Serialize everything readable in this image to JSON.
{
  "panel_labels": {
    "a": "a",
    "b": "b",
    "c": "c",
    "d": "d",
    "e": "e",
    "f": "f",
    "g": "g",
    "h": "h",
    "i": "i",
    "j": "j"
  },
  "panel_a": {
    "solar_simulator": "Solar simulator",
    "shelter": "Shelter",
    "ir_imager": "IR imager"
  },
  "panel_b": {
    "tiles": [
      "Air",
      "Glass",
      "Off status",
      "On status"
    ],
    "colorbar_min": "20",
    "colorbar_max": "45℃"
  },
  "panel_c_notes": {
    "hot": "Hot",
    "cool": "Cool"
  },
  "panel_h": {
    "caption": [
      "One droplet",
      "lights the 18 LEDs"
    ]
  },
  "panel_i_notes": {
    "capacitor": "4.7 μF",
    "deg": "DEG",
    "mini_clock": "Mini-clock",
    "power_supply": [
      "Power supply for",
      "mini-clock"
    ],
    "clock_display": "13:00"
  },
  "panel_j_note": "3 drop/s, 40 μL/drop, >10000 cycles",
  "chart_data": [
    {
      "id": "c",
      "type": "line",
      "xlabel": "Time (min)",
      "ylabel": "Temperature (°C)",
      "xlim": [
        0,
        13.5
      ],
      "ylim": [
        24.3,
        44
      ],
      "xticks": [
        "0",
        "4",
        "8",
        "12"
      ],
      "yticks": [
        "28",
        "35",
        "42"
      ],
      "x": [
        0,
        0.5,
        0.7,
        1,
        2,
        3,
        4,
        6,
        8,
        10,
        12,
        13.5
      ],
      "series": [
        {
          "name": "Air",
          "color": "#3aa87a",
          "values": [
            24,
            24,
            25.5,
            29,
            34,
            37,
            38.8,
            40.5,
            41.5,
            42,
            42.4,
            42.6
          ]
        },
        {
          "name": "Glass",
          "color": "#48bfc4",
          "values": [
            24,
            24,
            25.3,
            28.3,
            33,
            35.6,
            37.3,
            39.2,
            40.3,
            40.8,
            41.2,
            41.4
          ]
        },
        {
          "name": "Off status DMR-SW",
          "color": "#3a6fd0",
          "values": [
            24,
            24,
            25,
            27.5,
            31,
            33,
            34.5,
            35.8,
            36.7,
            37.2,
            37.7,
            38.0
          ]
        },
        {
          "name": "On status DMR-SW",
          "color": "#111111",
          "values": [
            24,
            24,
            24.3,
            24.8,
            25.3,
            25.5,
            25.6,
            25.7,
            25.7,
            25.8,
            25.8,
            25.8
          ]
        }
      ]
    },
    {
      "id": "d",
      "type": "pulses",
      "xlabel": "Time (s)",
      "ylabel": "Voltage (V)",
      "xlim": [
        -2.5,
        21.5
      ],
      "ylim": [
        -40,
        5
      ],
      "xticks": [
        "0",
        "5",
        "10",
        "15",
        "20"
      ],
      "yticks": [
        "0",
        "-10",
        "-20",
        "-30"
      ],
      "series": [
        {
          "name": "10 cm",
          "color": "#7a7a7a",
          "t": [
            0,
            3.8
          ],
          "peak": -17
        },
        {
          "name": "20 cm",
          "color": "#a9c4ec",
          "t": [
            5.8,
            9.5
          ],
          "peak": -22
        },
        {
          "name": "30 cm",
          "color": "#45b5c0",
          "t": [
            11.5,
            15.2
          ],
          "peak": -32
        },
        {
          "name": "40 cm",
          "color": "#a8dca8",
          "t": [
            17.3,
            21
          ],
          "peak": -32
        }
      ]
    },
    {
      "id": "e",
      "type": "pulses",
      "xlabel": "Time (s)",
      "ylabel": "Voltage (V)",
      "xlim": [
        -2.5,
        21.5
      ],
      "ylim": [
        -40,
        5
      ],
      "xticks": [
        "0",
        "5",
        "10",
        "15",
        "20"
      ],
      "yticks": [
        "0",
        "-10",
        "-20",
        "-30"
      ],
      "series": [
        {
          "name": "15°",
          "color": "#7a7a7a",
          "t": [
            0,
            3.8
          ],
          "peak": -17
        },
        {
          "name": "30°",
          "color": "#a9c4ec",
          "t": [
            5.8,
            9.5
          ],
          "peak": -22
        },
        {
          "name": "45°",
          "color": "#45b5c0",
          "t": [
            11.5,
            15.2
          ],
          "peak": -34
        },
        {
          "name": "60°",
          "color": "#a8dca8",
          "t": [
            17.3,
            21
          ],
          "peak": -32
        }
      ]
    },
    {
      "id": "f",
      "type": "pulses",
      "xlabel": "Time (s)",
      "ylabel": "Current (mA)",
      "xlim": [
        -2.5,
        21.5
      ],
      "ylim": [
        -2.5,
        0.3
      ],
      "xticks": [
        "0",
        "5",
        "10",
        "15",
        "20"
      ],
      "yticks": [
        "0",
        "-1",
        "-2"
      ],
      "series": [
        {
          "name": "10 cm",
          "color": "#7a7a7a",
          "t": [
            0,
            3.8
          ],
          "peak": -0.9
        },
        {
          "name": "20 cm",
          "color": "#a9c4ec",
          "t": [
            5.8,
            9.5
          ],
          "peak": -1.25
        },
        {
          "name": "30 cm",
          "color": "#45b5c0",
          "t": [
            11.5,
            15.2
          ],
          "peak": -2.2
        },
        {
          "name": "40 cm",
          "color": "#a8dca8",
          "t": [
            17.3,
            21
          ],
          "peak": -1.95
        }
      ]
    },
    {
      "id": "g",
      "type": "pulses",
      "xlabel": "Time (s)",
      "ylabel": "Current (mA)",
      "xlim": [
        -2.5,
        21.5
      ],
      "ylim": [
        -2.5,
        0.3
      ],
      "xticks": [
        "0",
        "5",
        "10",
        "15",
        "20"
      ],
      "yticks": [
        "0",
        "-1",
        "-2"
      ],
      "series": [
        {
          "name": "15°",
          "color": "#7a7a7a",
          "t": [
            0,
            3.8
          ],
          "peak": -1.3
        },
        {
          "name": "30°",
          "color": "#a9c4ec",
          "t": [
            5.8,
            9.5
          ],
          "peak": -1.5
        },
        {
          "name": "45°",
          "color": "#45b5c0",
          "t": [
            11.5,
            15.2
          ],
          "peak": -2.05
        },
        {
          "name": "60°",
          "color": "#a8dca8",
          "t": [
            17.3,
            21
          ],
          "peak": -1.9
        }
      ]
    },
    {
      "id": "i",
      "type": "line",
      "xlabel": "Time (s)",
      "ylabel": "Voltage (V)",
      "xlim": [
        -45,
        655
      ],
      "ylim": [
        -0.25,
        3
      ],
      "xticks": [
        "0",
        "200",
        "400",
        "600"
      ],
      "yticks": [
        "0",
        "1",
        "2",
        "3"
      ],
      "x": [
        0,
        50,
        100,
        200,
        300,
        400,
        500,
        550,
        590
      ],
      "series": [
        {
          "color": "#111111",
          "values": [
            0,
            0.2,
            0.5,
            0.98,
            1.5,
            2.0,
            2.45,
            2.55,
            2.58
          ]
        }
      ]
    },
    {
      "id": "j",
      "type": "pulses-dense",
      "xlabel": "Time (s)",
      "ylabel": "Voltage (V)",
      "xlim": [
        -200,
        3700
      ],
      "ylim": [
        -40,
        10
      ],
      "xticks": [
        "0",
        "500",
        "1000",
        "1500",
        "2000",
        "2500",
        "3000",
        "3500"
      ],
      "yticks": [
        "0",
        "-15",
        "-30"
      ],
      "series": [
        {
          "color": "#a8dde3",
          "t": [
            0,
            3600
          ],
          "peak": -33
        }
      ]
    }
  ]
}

— What you will do —
Retype the whole listing above exactly.

— Solution for this task —
Serialize everything readable in this image to JSON.
{
  "panel_labels": {
    "a": "a",
    "b": "b",
    "c": "c",
    "d": "d",
    "e": "e",
    "f": "f",
    "g": "g",
    "h": "h",
    "i": "i",
    "j": "j"
  },
  "panel_a": {
    "solar_simulator": "Solar simulator",
    "shelter": "Shelter",
    "ir_imager": "IR imager"
  },
  "panel_b": {
    "tiles": [
      "Air",
      "Glass",
      "Off status",
      "On status"
    ],
    "colorbar_min": "20",
    "colorbar_max": "45℃"
  },
  "panel_c_notes": {
    "hot": "Hot",
    "cool": "Cool"
  },
  "panel_h": {
    "caption": [
      "One droplet",
      "lights the 18 LEDs"
    ]
  },
  "panel_i_notes": {
    "capacitor": "4.7 μF",
    "deg": "DEG",
    "mini_clock": "Mini-clock",
    "power_supply": [
      "Power supply for",
      "mini-clock"
    ],
    "clock_display": "13:00"
  },
  "panel_j_note": "3 drop/s, 40 μL/drop, >10000 cycles",
  "chart_data": [
    {
      "id": "c",
      "type": "line",
      "xlabel": "Time (min)",
      "ylabel": "Temperature (°C)",
      "xlim": [
        0,
        13.5
      ],
      "ylim": [
        24.3,
        44
      ],
      "xticks": [
        "0",
        "4",
        "8",
        "12"
      ],
      "yticks": [
        "28",
        "35",
        "42"
      ],
      "x": [
        0,
        0.5,
        0.7,
        1,
        2,
        3,
        4,
        6,
        8,
        10,
        12,
        13.5
      ],
      "series": [
        {
          "name": "Air",
          "color": "#3aa87a",
          "values": [
            24,
            24,
            25.5,
            29,
            34,
            37,
            38.8,
            40.5,
            41.5,
            42,
            42.4,
            42.6
          ]
        },
        {
          "name": "Glass",
          "color": "#48bfc4",
          "values": [
            24,
            24,
            25.3,
            28.3,
            33,
            35.6,
            37.3,
            39.2,
            40.3,
            40.8,
            41.2,
            41.4
          ]
        },
        {
          "name": "Off status DMR-SW",
          "color": "#3a6fd0",
          "values": [
            24,
            24,
            25,
            27.5,
            31,
            33,
            34.5,
            35.8,
            36.7,
            37.2,
            37.7,
            38.0
          ]
        },
        {
          "name": "On status DMR-SW",
          "color": "#111111",
          "values": [
            24,
            24,
            24.3,
            24.8,
            25.3,
            25.5,
            25.6,
            25.7,
            25.7,
            25.8,
            25.8,
            25.8
          ]
        }
      ]
    },
    {
      "id": "d",
      "type": "pulses",
      "xlabel": "Time (s)",
      "ylabel": "Voltage (V)",
      "xlim": [
        -2.5,
        21.5
      ],
      "ylim": [
        -40,
        5
      ],
      "xticks": [
        "0",
        "5",
        "10",
        "15",
        "20"
      ],
      "yticks": [
        "0",
        "-10",
        "-20",
        "-30"
      ],
      "series": [
        {
          "name": "10 cm",
          "color": "#7a7a7a",
          "t": [
            0,
            3.8
          ],
          "peak": -17
        },
        {
          "name": "20 cm",
          "color": "#a9c4ec",
          "t": [
            5.8,
            9.5
          ],
          "peak": -22
        },
        {
          "name": "30 cm",
          "color": "#45b5c0",
          "t": [
            11.5,
            15.2
          ],
          "peak": -32
        },
        {
          "name": "40 cm",
          "color": "#a8dca8",
          "t": [
            17.3,
            21
          ],
          "peak": -32
        }
      ]
    },
    {
      "id": "e",
      "type": "pulses",
      "xlabel": "Time (s)",
      "ylabel": "Voltage (V)",
      "xlim": [
        -2.5,
        21.5
      ],
      "ylim": [
        -40,
        5
      ],
      "xticks": [
        "0",
        "5",
        "10",
        "15",
        "20"
      ],
      "yticks": [
        "0",
        "-10",
        "-20",
        "-30"
      ],
      "series": [
        {
          "name": "15°",
          "color": "#7a7a7a",
          "t": [
            0,
            3.8
          ],
          "peak": -17
        },
        {
          "name": "30°",
          "color": "#a9c4ec",
          "t": [
            5.8,
            9.5
          ],
          "peak": -22
        },
        {
          "name": "45°",
          "color": "#45b5c0",
          "t": [
            11.5,
            15.2
          ],
          "peak": -34
        },
        {
          "name": "60°",
          "color": "#a8dca8",
          "t": [
            17.3,
            21
          ],
          "peak": -32
        }
      ]
    },
    {
      "id": "f",
      "type": "pulses",
      "xlabel": "Time (s)",
      "ylabel": "Current (mA)",
      "xlim": [
        -2.5,
        21.5
      ],
      "ylim": [
        -2.5,
        0.3
      ],
      "xticks": [
        "0",
        "5",
        "10",
        "15",
        "20"
      ],
      "yticks": [
        "0",
        "-1",
        "-2"
      ],
      "series": [
        {
          "name": "10 cm",
          "color": "#7a7a7a",
          "t": [
            0,
            3.8
          ],
          "peak": -0.9
        },
        {
          "name": "20 cm",
          "color": "#a9c4ec",
          "t": [
            5.8,
            9.5
          ],
          "peak": -1.25
        },
        {
          "name": "30 cm",
          "color": "#45b5c0",
          "t": [
            11.5,
            15.2
          ],
          "peak": -2.2
        },
        {
          "name": "40 cm",
          "color": "#a8dca8",
          "t": [
            17.3,
            21
          ],
          "peak": -1.95
        }
      ]
    },
    {
      "id": "g",
      "type": "pulses",
      "xlabel": "Time (s)",
      "ylabel": "Current (mA)",
      "xlim": [
        -2.5,
        21.5
      ],
      "ylim": [
        -2.5,
        0.3
      ],
      "xticks": [
        "0",
        "5",
        "10",
        "15",
        "20"
      ],
      "yticks": [
        "0",
        "-1",
        "-2"
      ],
      "series": [
        {
          "name": "15°",
          "color": "#7a7a7a",
          "t": [
            0,
            3.8
          ],
          "peak": -1.3
        },
        {
          "name": "30°",
          "color": "#a9c4ec",
          "t": [
            5.8,
            9.5
          ],
          "peak": -1.5
        },
        {
          "name": "45°",
          "color": "#45b5c0",
          "t": [
            11.5,
            15.2
          ],
          "peak": -2.05
        },
        {
          "name": "60°",
          "color": "#a8dca8",
          "t": [
            17.3,
            21
          ],
          "peak": -1.9
        }
      ]
    },
    {
      "id": "i",
      "type": "line",
      "xlabel": "Time (s)",
      "ylabel": "Voltage (V)",
      "xlim": [
        -45,
        655
      ],
      "ylim": [
        -0.25,
        3
      ],
      "xticks": [
        "0",
        "200",
        "400",
        "600"
      ],
      "yticks": [
        "0",
        "1",
        "2",
        "3"
      ],
      "x": [
        0,
        50,
        100,
        200,
        300,
        400,
        500,
        550,
        590
      ],
      "series": [
        {
          "color": "#111111",
          "values": [
            0,
            0.2,
            0.5,
            0.98,
            1.5,
            2.0,
            2.45,
            2.55,
            2.58
          ]
        }
      ]
    },
    {
      "id": "j",
      "type": "pulses-dense",
      "xlabel": "Time (s)",
      "ylabel": "Voltage (V)",
      "xlim": [
        -200,
        3700
      ],
      "ylim": [
        -40,
        10
      ],
      "xticks": [
        "0",
        "500",
        "1000",
        "1500",
        "2000",
        "2500",
        "3000",
        "3500"
      ],
      "yticks": [
        "0",
        "-15",
        "-30"
      ],
      "series": [
        {
          "color": "#a8dde3",
          "t": [
            0,
            3600
          ],
          "peak": -33
        }
      ]
    }
  ]
}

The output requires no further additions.